> **Short problem**:
Collect every line in the records below that contains the word "text".

— START Dataset extract —

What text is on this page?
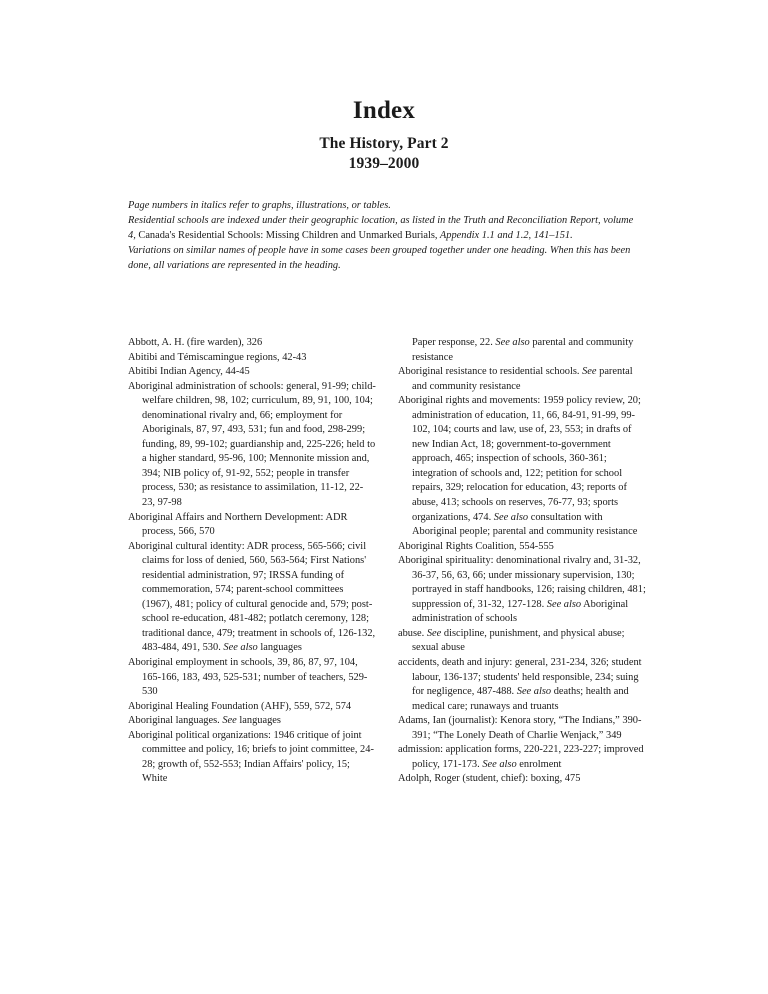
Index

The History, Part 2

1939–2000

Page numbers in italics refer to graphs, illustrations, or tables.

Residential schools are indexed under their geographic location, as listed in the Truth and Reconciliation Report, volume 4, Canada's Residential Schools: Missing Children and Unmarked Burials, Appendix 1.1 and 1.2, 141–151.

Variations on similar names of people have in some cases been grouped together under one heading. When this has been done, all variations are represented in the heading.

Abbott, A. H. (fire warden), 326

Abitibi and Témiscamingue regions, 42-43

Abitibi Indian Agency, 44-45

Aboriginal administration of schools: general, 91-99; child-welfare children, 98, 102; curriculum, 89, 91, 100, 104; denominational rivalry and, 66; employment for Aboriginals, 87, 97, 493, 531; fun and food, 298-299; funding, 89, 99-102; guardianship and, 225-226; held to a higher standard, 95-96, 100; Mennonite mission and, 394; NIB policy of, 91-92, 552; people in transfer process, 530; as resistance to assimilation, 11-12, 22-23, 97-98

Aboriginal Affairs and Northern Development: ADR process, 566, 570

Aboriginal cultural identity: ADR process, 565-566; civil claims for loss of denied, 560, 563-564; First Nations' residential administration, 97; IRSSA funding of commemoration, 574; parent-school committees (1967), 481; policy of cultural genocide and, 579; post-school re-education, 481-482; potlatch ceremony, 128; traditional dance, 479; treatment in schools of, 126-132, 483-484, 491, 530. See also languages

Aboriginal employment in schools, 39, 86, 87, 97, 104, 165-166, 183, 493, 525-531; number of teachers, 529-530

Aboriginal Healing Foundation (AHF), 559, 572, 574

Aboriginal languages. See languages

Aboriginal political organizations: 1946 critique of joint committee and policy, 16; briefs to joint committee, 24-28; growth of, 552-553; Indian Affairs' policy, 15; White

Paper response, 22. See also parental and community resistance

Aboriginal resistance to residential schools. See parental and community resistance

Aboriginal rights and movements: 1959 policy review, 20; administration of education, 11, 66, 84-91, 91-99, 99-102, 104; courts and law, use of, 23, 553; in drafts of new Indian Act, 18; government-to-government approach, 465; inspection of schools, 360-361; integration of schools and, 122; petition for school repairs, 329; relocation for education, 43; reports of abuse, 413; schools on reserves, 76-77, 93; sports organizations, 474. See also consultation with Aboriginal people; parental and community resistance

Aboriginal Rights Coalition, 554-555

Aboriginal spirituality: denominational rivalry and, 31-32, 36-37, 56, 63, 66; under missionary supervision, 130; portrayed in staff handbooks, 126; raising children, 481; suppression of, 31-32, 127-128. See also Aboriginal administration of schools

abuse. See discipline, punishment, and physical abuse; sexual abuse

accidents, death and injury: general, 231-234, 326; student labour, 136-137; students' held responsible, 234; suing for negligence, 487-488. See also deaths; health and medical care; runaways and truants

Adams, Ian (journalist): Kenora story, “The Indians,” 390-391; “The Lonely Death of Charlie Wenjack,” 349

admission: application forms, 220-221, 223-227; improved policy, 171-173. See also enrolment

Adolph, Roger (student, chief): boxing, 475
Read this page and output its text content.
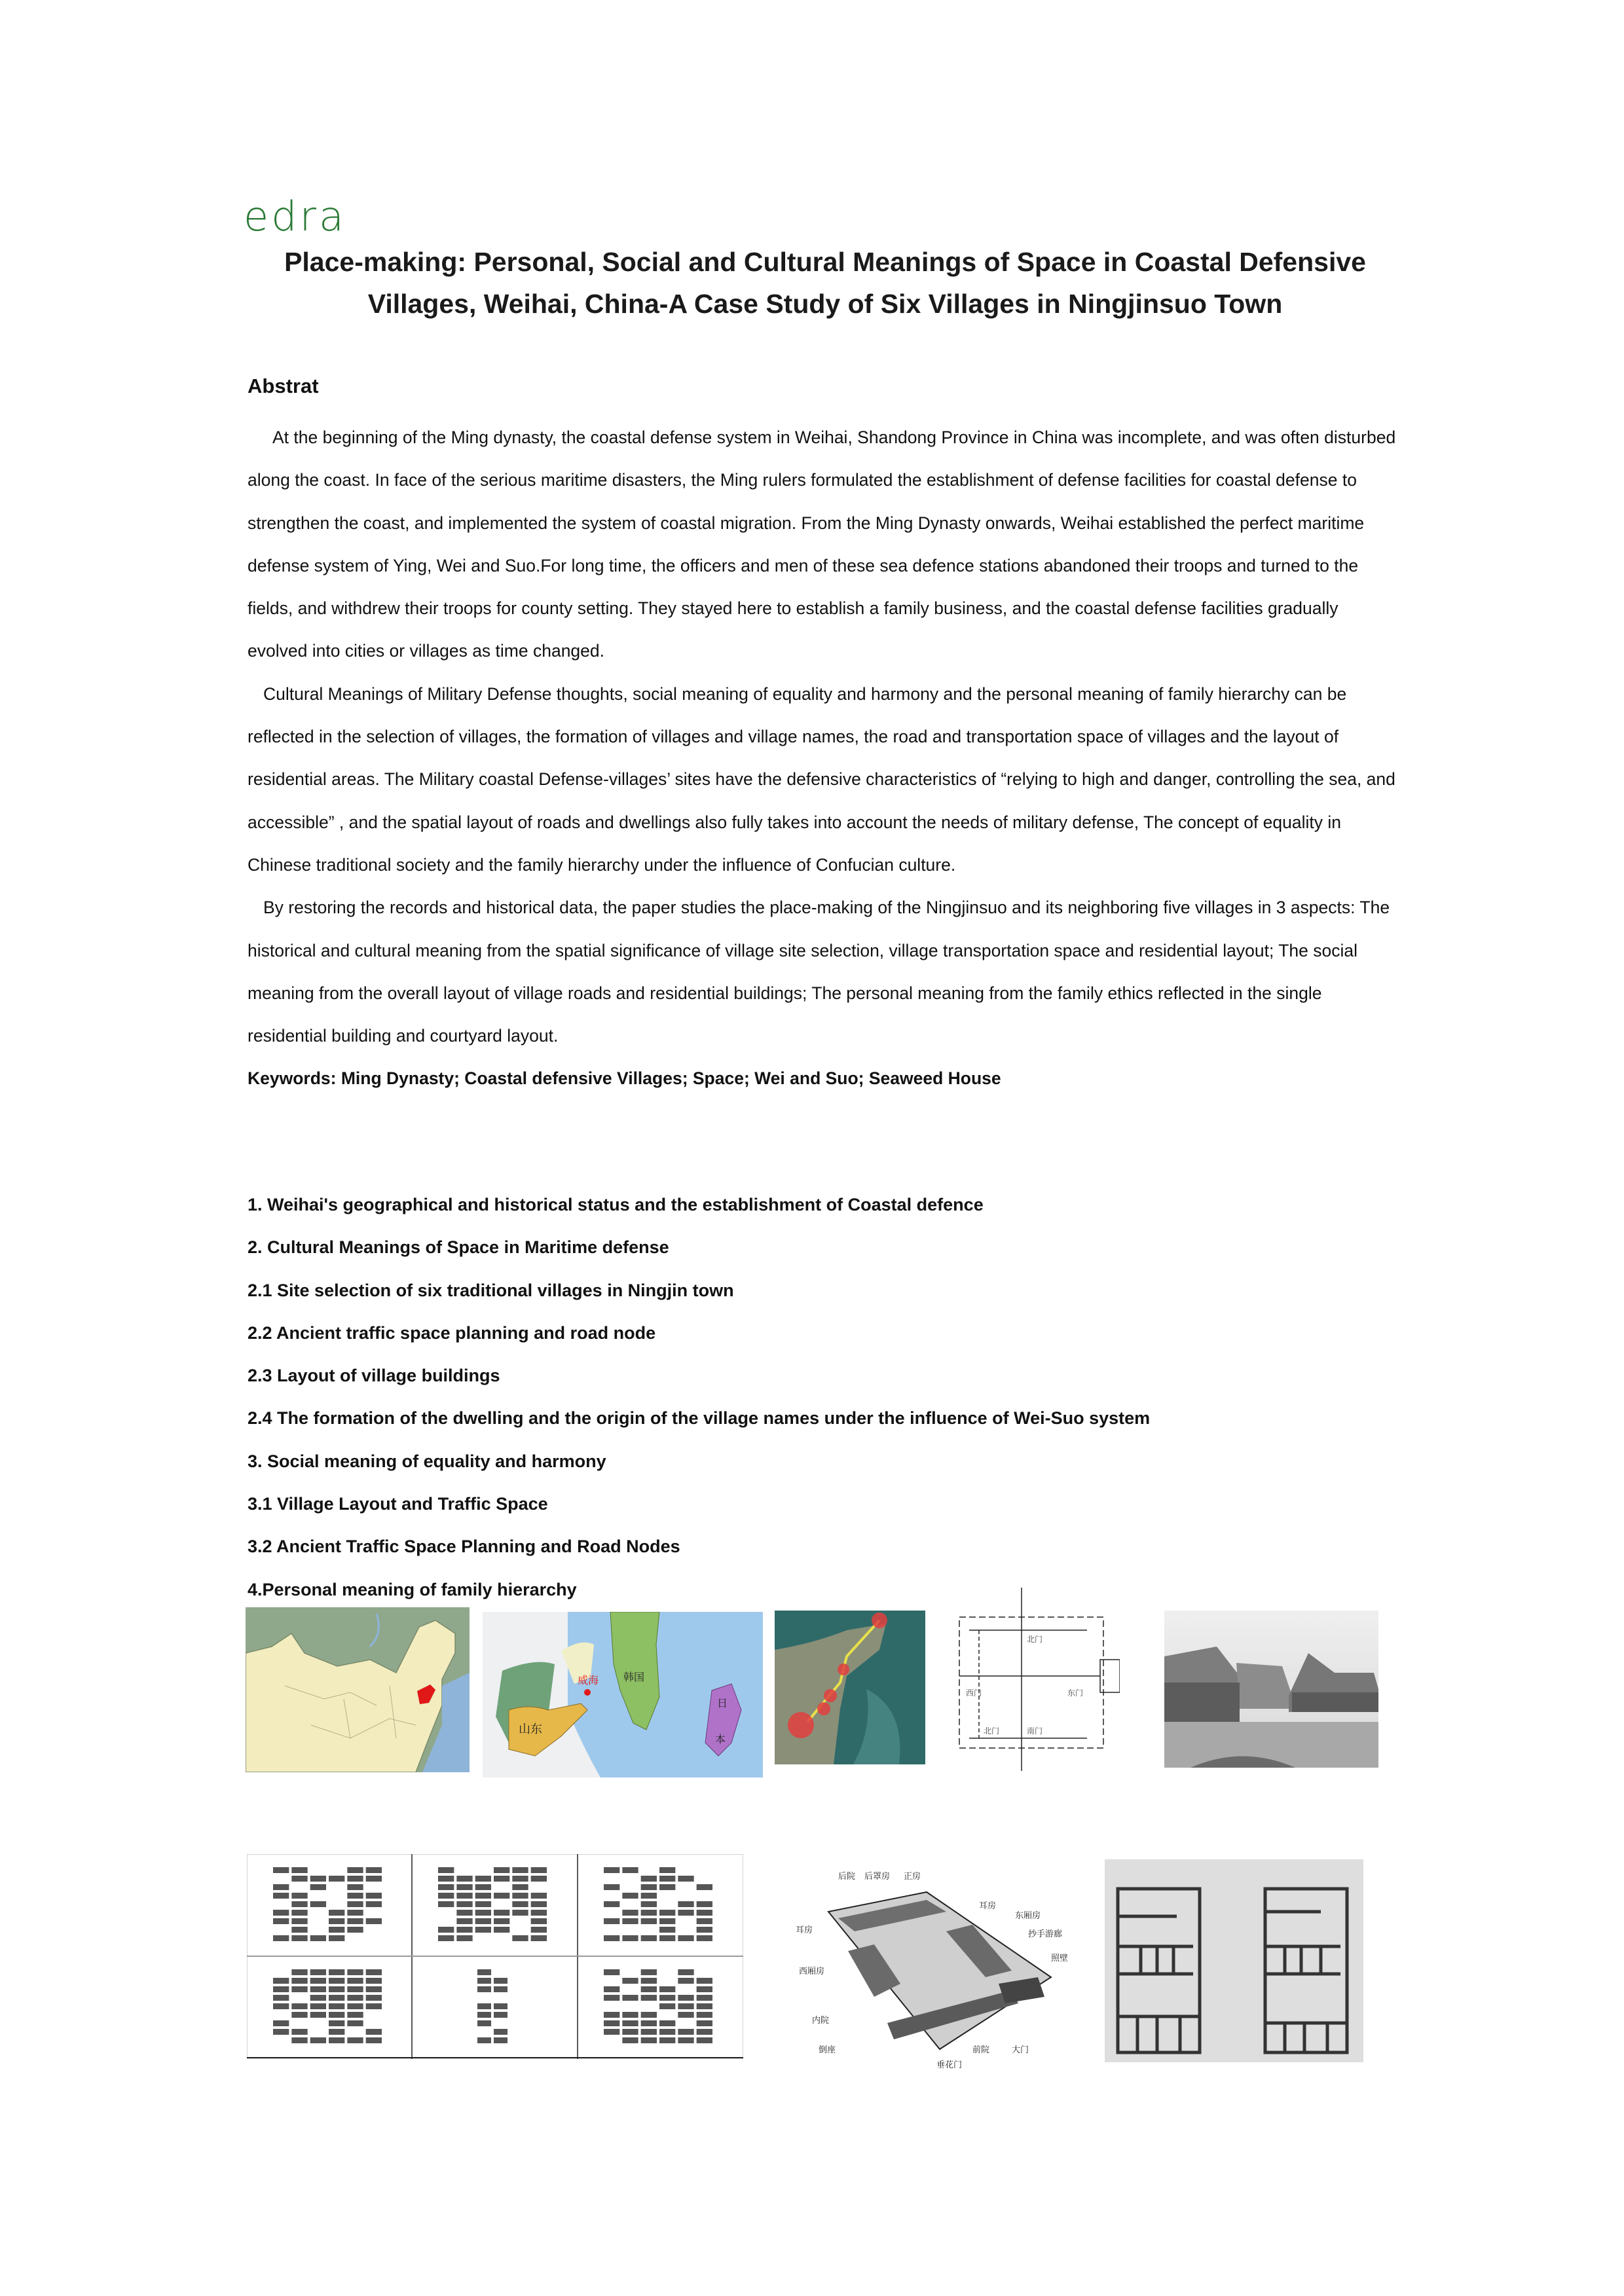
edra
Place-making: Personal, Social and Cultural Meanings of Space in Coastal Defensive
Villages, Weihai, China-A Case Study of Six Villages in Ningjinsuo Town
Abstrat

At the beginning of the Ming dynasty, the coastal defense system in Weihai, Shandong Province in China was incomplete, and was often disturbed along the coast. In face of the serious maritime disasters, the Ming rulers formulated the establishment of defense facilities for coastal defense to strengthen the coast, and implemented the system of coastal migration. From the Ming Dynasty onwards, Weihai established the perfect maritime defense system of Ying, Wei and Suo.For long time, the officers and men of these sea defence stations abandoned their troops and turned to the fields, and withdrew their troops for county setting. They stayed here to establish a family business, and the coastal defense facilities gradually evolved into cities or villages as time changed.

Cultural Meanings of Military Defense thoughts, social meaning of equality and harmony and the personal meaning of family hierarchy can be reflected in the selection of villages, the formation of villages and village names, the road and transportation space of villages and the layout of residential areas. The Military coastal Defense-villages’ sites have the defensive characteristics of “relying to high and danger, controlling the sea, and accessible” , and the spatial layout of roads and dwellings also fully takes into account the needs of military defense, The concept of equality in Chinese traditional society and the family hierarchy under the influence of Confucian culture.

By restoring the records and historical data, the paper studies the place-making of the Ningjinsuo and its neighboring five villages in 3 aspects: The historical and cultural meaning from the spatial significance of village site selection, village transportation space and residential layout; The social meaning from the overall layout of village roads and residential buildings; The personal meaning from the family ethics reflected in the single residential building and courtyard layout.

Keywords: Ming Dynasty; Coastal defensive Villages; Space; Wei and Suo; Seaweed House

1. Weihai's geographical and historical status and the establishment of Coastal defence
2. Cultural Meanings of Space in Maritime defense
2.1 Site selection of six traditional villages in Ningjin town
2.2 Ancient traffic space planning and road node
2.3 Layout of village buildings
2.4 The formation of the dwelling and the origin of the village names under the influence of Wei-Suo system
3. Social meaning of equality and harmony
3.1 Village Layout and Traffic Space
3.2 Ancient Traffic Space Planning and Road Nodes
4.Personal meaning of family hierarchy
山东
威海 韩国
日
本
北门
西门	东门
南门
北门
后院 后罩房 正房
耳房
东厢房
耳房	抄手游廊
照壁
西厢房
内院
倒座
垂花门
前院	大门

— END Dataset extract —

> **Task result**:
What text is on this page?
Read this page and output its text content.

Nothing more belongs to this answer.